Texto de análisis:
┌──

El oso pardo en España ha pasado de ser una especie al borde de la desaparición a protagonizar una de las recuperaciones más notables de la fauna europea. En los años 90, su población apenas alcanzaba los 70 ejemplares; hoy supera los 400 individuos distribuidos principalmente en la Cordillera Cantábrica y los Pirineos. Este avance refleja décadas de conservación, protección ambiental y cambios en la relación entre el ser humano y su entorno. Sin embargo, el crecimiento de la especie también plantea nuevos retos en un contexto marcado por el cambio climático y la presión sobre los ecosistemas.
Cuando todo parecía perdido: el giro inesperado del oso pardo
Durante gran parte del siglo XX, el oso pardo sufrió una fuerte persecución en España. La caza furtiva, la fragmentación de su hábitat y la disminución de recursos naturales llevaron a la especie a una situación crítica. A inicios de los años 90, su supervivencia estaba seriamente comprometida.

El cambio comenzó con la implementación de medidas clave: protección legal estricta, vigilancia contra la caza ilegal y programas de conservación coordinados. Iniciativas como el proyecto LIFE Osos con Futuro, junto con el trabajo de organizaciones como la Fundación Oso Pardo, han sido determinantes para mejorar el hábitat y garantizar la disponibilidad de alimento. En menos de tres décadas, la población ha superado los 400 ejemplares, consolidando uno de los casos más exitosos de recuperación de especies en Europa.
Donde el oso nunca se rindió: el refugio que lo salvó
La Cordillera Cantábrica ha sido el núcleo principal de esta recuperación. Su geografía montañosa, con zonas de difícil acceso, permitió que los últimos osos encontraran refugio en momentos críticos. Además, sus bosques de robles, hayas y castaños ofrecen una fuente constante de alimento.

Este entorno también proporciona condiciones ideales para la reproducción y la hibernación. La combinación de refugio natural, alimento abundante y menor presión humana ha permitido que la población crezca de forma sostenida. A diferencia de los Pirineos, donde la población ha sido reforzada con ejemplares introducidos, en la Cordillera Cantábrica el oso pardo mantiene un origen autóctono, lo que refuerza su adaptación al entorno.
El mapa cambia: el oso pardo reconquista España paso a paso
El crecimiento de la población no solo se refleja en cifras, sino también en la expansión territorial. En los últimos años, el oso pardo ha reaparecido en regiones donde había desaparecido hace más de un siglo, como la Cabrera leonesa, Sanabria o Carballeda.

Actualmente, el área de distribución del oso pardo en España alcanza cerca de 18.800 kilómetros cuadrados. Este fenómeno indica que la especie no solo sobrevive, sino que recupera espacios históricos, consolidando su presencia en el ecosistema. Las evidencias incluyen rastros continuos, imágenes captadas por cámaras y registros de actividad estable.
El verdadero reto comienza ahora: sobrevivir en un entorno que ya no es el mismo
A pesar de los avances, la recuperación del oso pardo no está exenta de riesgos. El cambio climático se ha convertido en una de las principales amenazas para su estabilidad. Alteraciones en la producción de frutos silvestres, base de su alimentación, están modificando sus patrones de comportamiento. Esto ha provocado que algunos ejemplares se acerquen a zonas habitadas en busca de alimento, generando conflictos con actividades humanas, como la apicultura o la ganadería.

└──

Consigna 1: Resume en forma de lista el párrafo del texto sobre el oso pardo que empieza por «El cambio comenzó con la implementación», conservando sus datos principales.
Consigna 2: Según el texto sobre el oso pardo, ¿qué extensión alcanza hoy su área de distribución en España?
Consigna 3: Indica si cada afirmación concuerda con el texto sobre el oso pardo y cita las palabras que lo deciden: (a) En los años 90 la población apenas llegaba a 70 ejemplares. (b) En la Cordillera Cantábrica la población se reforzó con ejemplares introducidos. (c) El oso pardo ha vuelto a aparecer en Sanabria.
Responde solo con lo que dice el texto sobre el oso pardo.

Datos:
┌──

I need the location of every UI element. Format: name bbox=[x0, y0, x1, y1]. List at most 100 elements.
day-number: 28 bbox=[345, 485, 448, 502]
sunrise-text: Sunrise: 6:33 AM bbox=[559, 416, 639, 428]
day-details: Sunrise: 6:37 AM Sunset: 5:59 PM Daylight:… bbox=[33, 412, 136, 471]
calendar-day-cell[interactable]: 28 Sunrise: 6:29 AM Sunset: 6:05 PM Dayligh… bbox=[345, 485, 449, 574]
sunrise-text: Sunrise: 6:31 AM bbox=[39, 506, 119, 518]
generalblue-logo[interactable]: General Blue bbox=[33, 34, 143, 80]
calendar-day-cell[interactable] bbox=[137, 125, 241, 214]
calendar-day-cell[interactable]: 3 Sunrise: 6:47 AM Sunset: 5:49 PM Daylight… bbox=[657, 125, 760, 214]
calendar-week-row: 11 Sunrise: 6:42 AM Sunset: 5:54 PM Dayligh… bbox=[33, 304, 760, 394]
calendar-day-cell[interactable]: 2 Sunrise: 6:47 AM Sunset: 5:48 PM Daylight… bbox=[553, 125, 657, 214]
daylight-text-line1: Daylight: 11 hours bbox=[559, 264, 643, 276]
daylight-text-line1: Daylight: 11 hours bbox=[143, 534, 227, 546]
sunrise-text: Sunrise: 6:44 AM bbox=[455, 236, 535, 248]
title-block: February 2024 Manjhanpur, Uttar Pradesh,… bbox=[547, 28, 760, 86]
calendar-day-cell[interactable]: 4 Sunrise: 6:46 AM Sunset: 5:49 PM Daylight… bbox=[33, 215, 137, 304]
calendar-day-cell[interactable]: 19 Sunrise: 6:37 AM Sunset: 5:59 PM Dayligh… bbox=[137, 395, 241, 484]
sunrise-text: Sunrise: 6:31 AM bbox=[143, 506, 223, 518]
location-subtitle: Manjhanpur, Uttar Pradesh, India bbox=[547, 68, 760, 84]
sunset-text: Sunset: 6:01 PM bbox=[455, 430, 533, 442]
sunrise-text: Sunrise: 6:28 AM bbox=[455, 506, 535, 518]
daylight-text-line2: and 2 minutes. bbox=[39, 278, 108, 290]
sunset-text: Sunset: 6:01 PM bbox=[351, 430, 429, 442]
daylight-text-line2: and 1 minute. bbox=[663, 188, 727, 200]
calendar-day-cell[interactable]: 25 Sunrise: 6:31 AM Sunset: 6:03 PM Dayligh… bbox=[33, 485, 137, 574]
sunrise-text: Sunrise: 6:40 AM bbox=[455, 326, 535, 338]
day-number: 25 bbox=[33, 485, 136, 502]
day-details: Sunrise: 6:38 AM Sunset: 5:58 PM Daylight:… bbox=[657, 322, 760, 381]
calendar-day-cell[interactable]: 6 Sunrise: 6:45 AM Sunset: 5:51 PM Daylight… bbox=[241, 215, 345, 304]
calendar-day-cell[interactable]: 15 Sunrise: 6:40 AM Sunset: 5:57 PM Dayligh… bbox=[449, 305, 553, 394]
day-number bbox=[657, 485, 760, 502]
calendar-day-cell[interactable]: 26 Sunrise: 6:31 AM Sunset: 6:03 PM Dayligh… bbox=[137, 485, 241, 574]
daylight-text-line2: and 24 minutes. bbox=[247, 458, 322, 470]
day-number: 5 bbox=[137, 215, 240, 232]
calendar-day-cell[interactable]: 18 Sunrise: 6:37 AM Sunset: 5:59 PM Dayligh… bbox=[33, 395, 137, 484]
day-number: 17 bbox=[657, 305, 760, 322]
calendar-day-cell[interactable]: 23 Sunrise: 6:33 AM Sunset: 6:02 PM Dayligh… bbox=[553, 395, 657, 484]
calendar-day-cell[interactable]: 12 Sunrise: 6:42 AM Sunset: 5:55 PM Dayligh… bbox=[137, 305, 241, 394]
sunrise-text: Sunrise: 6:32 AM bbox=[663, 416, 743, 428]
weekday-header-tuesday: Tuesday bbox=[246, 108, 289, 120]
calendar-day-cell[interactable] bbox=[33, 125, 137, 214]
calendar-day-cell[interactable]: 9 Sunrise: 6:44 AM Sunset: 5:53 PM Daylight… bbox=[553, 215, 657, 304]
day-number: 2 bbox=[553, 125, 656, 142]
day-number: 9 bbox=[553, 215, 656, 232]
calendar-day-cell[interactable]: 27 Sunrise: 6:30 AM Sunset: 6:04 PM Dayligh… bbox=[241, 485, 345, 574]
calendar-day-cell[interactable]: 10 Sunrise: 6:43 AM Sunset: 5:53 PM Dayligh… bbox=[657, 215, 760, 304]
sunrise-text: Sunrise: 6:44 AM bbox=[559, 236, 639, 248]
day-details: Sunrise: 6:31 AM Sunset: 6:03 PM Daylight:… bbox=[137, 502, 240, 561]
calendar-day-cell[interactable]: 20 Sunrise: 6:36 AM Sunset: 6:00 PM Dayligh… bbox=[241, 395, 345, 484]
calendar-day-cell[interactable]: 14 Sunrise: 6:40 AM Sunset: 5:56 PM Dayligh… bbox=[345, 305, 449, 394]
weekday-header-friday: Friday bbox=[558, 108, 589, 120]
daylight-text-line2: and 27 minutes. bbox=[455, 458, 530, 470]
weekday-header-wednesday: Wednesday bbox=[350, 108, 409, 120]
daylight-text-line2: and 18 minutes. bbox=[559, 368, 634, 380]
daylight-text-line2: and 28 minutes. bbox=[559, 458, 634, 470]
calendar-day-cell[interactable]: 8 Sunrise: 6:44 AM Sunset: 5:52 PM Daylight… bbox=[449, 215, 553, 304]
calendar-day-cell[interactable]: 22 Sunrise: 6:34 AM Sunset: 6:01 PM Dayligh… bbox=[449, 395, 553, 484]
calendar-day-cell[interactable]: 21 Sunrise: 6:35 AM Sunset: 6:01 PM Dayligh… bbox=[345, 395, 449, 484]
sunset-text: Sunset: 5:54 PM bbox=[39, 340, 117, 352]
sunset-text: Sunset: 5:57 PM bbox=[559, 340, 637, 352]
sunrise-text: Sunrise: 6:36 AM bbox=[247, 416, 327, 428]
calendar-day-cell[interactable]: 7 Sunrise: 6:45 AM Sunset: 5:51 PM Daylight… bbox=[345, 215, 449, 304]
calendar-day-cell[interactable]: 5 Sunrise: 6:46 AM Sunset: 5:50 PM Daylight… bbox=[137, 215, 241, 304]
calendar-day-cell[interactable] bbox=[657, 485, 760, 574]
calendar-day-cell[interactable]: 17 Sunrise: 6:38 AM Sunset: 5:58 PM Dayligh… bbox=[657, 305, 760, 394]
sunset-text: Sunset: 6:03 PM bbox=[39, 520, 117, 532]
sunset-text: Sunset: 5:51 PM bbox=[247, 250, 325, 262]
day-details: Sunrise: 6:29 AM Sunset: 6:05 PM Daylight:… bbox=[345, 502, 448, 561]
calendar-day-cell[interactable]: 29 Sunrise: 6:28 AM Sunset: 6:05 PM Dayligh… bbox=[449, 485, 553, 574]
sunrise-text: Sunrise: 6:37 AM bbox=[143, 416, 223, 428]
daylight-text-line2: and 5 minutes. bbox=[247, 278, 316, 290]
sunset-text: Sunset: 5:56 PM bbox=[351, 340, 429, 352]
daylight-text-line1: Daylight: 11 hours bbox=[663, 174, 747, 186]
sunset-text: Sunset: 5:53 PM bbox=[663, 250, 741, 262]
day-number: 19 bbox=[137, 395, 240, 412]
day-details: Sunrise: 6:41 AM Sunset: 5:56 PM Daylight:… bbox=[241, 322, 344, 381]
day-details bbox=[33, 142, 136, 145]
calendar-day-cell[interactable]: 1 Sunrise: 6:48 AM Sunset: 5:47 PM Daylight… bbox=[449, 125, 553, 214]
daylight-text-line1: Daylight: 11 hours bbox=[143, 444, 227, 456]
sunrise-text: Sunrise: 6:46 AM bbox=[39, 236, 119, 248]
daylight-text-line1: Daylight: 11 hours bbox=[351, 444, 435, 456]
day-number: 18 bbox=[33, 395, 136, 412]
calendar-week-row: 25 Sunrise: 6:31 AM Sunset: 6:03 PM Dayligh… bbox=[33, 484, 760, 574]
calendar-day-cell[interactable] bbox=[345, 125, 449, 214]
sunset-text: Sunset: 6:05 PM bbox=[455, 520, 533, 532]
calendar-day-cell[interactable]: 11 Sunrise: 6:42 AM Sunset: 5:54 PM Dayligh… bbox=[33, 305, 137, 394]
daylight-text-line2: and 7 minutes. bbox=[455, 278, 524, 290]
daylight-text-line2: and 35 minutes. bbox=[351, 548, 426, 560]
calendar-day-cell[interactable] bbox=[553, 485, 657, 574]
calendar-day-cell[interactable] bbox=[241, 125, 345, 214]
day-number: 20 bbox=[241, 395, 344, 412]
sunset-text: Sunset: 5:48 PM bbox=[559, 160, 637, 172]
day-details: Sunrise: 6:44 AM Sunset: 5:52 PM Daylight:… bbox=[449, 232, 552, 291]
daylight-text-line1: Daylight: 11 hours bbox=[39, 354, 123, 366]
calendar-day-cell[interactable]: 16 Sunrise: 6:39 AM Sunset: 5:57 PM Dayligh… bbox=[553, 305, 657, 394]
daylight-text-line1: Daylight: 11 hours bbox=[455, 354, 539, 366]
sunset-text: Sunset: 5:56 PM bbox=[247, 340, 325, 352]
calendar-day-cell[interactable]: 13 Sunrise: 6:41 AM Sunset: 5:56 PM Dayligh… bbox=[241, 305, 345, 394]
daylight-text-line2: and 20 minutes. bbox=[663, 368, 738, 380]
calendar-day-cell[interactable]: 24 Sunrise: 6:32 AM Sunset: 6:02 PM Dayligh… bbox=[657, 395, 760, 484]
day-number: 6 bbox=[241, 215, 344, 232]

└──

Resultado 1:
- Medidas clave: protección legal estricta, vigilancia contra la caza ilegal y programas de conservación coordinados.
- El proyecto LIFE Osos con Futuro y la Fundación Oso Pardo fueron determinantes para mejorar el hábitat y garantizar alimento.
- En menos de tres décadas la población superó los 400 ejemplares.
- Es uno de los casos más exitosos de recuperación de especies en Europa.

Resultado 2: Cerca de 18.800 kilómetros cuadrados.

Resultado 3:
(a) Sí: «En los años 90, su población apenas alcanzaba los 70 ejemplares».
(b) No: «en la Cordillera Cantábrica el oso pardo mantiene un origen autóctono».
(c) Sí: «el oso pardo ha reaparecido en regiones donde había desaparecido hace más de un siglo, como la Cabrera leonesa, Sanabria o Carballeda».